## Provided records

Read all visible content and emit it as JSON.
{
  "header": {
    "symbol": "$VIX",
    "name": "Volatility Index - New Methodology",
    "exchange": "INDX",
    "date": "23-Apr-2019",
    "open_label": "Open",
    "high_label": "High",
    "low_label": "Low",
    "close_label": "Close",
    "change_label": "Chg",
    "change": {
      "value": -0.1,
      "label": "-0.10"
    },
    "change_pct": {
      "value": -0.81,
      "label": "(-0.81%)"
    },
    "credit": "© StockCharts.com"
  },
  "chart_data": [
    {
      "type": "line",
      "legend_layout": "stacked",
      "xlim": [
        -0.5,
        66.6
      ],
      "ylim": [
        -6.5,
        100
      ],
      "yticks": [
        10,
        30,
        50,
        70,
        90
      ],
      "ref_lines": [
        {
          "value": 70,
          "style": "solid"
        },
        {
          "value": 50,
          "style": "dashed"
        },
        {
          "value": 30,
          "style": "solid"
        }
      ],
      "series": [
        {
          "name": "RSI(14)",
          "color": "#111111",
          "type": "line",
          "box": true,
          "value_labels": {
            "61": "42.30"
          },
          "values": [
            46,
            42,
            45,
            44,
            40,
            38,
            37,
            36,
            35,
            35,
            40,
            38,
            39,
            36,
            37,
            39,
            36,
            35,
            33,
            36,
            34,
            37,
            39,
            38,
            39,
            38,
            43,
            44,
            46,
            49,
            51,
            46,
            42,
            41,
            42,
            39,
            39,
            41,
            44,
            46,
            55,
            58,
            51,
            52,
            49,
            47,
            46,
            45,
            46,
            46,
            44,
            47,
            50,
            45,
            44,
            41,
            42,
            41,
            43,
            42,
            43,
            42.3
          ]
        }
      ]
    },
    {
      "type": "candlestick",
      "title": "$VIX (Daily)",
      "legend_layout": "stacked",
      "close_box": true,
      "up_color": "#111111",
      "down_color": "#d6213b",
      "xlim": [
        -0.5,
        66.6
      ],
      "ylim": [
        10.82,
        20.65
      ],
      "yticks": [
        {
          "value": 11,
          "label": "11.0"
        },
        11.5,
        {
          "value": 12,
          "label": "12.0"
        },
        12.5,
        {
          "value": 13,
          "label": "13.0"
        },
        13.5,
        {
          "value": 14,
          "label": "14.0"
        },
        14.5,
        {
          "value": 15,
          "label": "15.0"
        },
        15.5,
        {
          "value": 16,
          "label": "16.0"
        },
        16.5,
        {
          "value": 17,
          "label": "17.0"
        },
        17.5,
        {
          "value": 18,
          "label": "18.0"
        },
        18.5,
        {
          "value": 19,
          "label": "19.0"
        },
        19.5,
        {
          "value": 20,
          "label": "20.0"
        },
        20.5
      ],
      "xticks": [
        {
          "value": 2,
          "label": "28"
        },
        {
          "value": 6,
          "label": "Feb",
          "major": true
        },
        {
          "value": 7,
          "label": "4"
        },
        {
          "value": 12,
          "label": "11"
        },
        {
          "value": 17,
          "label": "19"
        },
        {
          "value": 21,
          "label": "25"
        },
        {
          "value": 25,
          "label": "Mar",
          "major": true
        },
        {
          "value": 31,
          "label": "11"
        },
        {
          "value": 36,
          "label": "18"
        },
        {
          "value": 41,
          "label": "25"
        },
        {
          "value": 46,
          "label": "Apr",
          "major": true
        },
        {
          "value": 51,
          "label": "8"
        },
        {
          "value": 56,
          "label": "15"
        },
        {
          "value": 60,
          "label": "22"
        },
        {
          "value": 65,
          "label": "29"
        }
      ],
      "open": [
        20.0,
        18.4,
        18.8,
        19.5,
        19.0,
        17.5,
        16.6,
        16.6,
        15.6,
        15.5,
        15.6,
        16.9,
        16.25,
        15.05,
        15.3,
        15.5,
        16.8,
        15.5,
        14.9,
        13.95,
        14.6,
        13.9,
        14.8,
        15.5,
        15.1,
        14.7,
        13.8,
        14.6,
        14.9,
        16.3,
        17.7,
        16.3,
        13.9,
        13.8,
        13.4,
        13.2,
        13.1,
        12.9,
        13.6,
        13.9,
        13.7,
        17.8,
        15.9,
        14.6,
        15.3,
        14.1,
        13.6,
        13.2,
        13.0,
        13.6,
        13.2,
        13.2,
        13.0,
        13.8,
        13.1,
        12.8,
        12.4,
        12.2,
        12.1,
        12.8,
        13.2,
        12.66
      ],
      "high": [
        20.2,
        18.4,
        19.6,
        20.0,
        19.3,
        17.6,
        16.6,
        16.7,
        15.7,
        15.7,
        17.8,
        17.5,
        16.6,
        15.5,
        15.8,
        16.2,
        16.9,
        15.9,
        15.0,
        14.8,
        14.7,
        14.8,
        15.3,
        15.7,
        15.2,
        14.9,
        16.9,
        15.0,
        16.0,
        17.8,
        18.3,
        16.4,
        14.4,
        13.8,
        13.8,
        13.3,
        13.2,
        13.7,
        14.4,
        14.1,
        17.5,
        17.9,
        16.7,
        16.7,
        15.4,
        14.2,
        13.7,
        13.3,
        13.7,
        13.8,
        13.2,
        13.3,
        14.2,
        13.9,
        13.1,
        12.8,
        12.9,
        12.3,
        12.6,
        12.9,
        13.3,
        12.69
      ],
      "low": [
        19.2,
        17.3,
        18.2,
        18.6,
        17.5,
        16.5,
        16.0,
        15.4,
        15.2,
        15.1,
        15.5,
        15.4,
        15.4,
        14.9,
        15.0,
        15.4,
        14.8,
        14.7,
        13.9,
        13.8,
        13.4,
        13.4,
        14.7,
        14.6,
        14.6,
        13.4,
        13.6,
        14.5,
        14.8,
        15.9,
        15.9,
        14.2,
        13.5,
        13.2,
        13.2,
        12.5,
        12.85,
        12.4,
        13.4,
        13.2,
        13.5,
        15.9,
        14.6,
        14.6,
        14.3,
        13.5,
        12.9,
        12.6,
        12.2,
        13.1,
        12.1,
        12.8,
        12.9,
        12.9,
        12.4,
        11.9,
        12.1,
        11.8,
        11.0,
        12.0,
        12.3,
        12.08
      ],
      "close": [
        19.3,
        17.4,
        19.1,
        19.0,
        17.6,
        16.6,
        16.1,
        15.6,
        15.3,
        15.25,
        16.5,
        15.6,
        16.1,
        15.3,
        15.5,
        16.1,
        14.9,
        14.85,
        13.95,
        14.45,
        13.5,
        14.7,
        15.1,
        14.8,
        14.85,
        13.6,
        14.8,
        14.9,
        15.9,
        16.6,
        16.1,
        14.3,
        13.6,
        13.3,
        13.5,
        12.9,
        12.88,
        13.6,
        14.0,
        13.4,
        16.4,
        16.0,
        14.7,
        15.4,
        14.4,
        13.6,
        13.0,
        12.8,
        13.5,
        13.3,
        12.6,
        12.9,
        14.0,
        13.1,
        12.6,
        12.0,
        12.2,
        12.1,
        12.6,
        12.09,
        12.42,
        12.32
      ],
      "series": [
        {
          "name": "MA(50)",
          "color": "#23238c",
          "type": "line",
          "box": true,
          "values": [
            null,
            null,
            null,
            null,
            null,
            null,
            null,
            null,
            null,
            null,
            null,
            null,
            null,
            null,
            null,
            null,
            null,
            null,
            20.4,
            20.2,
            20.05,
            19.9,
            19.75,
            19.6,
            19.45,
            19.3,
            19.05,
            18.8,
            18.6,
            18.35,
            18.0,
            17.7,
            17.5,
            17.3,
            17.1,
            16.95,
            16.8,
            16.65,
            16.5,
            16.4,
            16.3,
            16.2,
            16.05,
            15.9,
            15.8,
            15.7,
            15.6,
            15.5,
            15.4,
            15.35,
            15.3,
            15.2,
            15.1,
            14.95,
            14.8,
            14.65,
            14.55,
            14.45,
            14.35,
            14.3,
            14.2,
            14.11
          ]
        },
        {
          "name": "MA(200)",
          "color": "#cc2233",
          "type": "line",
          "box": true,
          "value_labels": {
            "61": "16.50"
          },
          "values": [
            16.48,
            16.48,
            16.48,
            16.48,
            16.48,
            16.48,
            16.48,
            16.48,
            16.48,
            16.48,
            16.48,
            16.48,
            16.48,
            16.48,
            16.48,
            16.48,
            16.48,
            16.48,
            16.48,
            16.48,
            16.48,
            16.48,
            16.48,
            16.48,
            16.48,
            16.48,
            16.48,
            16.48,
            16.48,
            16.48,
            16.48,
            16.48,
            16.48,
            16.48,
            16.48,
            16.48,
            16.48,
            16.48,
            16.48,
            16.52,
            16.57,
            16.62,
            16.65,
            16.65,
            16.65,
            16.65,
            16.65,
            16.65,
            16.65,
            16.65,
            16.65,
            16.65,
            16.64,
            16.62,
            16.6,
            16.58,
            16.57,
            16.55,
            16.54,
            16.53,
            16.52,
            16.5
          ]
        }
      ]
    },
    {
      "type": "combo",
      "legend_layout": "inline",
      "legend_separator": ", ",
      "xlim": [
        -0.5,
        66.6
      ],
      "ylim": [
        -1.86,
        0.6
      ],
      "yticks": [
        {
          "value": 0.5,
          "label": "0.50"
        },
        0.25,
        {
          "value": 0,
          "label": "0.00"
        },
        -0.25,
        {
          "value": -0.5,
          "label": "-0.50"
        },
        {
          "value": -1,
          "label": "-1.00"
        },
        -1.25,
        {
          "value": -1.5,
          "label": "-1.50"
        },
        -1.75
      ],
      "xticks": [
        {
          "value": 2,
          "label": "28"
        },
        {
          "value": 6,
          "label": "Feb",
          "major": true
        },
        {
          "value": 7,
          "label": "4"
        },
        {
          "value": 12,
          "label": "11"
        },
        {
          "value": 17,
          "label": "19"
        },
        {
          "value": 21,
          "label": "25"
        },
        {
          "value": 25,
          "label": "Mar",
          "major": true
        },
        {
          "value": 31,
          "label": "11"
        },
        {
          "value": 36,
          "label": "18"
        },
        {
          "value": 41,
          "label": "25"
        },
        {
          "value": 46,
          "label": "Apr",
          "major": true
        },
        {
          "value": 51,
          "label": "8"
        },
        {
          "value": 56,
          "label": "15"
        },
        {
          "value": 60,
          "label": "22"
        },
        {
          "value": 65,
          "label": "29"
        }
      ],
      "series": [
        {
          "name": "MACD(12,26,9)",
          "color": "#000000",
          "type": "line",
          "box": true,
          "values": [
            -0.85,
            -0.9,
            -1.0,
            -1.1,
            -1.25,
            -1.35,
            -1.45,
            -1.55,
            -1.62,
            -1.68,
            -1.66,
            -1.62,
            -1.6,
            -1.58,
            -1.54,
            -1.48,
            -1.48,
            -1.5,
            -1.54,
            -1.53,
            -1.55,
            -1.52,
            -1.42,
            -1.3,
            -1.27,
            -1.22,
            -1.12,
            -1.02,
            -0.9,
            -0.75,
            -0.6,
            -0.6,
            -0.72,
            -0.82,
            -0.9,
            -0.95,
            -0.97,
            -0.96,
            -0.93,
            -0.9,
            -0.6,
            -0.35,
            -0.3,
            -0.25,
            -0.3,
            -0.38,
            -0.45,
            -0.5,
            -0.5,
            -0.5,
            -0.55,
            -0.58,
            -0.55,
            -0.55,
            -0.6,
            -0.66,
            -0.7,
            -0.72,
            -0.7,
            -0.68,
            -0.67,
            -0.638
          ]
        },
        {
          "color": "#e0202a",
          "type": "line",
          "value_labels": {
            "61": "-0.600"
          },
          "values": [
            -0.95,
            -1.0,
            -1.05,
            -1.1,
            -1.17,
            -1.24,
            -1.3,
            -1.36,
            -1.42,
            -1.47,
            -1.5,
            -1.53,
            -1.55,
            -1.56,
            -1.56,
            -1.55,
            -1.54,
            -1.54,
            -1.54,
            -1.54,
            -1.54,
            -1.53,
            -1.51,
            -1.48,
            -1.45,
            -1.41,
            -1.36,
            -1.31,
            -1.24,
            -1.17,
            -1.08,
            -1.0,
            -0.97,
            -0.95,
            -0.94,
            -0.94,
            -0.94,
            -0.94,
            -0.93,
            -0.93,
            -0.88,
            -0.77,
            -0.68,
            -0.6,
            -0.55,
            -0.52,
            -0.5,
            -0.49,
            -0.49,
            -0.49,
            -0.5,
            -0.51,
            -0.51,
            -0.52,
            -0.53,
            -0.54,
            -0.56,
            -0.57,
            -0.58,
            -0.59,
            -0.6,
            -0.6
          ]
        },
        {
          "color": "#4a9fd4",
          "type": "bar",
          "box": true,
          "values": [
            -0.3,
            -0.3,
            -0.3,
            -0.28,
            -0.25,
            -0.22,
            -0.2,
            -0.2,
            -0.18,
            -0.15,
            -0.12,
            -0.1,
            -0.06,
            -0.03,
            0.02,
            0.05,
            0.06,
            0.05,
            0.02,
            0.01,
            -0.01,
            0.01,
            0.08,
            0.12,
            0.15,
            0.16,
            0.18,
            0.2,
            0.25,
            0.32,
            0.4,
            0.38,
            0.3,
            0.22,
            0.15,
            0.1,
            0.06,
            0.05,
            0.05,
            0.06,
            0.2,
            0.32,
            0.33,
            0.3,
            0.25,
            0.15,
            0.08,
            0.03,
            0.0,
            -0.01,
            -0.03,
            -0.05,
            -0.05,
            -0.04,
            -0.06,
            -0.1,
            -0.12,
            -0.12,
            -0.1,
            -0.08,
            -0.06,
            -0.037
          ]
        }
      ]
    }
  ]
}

## Written problem
Return only the number of lines in the data above that include the word "name".

## Solution to the exercise
5